— Listing —
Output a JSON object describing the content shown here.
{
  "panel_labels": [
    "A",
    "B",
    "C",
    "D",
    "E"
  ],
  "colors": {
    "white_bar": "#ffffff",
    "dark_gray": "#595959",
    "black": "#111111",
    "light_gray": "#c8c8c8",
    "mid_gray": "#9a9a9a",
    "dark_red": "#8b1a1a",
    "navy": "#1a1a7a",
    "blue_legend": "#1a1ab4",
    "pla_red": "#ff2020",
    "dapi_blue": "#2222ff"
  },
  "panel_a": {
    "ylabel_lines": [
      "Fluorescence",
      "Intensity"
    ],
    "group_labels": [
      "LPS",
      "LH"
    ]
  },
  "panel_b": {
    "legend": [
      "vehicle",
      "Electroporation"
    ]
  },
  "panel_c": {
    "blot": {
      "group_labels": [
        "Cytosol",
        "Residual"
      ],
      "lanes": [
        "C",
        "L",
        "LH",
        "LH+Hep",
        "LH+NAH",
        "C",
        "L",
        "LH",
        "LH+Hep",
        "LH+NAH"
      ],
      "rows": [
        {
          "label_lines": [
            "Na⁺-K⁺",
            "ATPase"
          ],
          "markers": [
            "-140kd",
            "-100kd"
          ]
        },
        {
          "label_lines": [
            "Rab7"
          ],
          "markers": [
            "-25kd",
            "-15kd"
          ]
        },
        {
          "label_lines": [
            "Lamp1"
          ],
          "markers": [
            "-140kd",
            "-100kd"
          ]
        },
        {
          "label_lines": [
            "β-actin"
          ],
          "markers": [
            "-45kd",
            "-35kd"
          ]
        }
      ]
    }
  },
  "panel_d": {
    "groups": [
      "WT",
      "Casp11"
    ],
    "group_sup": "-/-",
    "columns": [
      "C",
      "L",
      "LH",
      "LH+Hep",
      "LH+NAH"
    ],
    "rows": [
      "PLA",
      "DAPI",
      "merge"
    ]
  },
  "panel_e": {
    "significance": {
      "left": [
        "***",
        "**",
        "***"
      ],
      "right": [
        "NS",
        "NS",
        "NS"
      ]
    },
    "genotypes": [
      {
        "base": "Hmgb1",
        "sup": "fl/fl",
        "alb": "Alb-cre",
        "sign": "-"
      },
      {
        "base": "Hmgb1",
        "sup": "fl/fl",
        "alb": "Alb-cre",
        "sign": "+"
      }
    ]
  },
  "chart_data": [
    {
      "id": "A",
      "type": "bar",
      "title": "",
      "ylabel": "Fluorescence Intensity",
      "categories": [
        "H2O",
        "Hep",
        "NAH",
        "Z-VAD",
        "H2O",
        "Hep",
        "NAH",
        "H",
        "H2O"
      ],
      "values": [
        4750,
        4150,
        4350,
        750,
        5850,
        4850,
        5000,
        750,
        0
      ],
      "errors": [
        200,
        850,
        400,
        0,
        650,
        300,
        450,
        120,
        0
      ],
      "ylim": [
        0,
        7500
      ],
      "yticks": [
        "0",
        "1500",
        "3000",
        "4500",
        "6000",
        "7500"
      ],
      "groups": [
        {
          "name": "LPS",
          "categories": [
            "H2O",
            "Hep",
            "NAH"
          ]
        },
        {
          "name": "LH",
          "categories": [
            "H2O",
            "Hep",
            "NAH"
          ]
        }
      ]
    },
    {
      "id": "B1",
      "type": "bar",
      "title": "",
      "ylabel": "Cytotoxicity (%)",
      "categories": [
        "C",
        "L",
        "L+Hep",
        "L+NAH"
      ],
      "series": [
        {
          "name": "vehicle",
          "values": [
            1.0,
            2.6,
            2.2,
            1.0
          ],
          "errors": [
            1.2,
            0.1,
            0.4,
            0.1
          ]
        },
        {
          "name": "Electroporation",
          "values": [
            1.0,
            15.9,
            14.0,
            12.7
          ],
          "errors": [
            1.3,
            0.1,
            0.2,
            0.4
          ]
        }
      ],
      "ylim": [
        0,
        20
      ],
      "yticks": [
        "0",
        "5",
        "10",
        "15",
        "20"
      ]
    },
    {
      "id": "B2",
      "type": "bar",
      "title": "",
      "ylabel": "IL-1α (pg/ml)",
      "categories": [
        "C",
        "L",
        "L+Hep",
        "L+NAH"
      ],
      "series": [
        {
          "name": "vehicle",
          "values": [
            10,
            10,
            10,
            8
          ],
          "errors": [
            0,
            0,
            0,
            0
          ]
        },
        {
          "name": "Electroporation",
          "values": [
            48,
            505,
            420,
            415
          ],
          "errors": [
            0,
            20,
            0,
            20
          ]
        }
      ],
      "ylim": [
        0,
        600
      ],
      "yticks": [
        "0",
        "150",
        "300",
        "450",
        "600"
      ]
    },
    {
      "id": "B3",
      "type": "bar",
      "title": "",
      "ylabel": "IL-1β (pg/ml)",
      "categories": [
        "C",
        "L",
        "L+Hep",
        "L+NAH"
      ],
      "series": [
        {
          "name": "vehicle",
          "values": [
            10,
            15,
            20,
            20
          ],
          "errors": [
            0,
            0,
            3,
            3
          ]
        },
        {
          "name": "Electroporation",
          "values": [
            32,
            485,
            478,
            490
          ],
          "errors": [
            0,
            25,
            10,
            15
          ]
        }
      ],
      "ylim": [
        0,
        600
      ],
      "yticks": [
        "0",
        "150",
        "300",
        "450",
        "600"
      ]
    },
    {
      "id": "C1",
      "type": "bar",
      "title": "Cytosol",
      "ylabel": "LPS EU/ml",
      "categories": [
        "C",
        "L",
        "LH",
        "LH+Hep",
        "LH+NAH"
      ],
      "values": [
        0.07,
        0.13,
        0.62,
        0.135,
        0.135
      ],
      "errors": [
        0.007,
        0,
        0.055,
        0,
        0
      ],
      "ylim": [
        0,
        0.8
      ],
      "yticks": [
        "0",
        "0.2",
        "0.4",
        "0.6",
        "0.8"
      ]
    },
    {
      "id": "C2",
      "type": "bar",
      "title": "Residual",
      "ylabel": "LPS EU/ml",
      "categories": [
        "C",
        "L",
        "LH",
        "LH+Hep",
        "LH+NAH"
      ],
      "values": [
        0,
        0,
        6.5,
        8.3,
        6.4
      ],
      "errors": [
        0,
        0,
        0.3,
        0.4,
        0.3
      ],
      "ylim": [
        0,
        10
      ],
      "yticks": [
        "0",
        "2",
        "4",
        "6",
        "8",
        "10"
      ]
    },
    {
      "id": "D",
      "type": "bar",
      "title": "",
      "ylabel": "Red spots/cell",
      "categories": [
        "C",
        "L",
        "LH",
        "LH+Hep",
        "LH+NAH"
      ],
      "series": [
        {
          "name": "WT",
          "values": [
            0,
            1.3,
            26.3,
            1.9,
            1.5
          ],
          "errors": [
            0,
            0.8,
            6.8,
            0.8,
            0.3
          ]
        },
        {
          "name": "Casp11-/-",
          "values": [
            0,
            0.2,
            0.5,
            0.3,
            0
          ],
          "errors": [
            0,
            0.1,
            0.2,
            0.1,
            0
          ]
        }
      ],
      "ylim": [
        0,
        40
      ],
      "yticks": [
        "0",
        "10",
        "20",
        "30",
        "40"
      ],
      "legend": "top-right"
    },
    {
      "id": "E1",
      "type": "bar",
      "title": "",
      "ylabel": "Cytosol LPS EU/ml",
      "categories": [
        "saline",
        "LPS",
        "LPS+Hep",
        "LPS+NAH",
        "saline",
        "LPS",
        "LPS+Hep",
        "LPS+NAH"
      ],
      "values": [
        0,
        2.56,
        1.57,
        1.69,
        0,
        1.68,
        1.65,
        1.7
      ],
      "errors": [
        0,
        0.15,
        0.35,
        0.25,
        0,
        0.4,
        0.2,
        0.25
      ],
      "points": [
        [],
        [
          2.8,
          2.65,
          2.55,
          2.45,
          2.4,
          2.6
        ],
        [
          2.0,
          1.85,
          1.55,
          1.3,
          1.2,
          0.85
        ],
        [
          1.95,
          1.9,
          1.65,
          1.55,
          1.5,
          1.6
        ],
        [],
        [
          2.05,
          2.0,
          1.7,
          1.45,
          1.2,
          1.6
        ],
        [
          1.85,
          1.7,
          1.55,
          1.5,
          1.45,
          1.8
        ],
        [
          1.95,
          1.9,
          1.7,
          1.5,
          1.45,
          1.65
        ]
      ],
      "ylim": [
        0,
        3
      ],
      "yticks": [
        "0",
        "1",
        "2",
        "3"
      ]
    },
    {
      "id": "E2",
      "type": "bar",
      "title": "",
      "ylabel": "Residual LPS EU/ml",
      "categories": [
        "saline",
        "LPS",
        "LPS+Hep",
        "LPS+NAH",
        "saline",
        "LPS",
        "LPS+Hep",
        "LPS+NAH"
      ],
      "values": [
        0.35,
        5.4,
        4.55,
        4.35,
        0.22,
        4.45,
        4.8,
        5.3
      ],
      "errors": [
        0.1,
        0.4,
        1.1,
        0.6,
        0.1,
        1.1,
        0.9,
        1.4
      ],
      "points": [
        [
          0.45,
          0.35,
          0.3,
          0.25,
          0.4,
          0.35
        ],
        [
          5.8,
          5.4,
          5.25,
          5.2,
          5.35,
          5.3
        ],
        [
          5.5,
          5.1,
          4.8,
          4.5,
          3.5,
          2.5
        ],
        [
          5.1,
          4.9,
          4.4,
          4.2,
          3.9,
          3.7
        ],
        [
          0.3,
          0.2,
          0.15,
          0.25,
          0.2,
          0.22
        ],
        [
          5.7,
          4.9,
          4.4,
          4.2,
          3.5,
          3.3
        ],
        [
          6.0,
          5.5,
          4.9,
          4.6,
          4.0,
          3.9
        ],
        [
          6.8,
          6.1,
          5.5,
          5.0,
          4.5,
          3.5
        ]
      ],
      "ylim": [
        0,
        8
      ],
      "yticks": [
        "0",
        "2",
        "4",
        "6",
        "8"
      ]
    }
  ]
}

— Your goal —
Choose all lines containing the string "Fluorescence" and copy them out.

— Exercise output —
      "Fluorescence",
      "ylabel": "Fluorescence Intensity",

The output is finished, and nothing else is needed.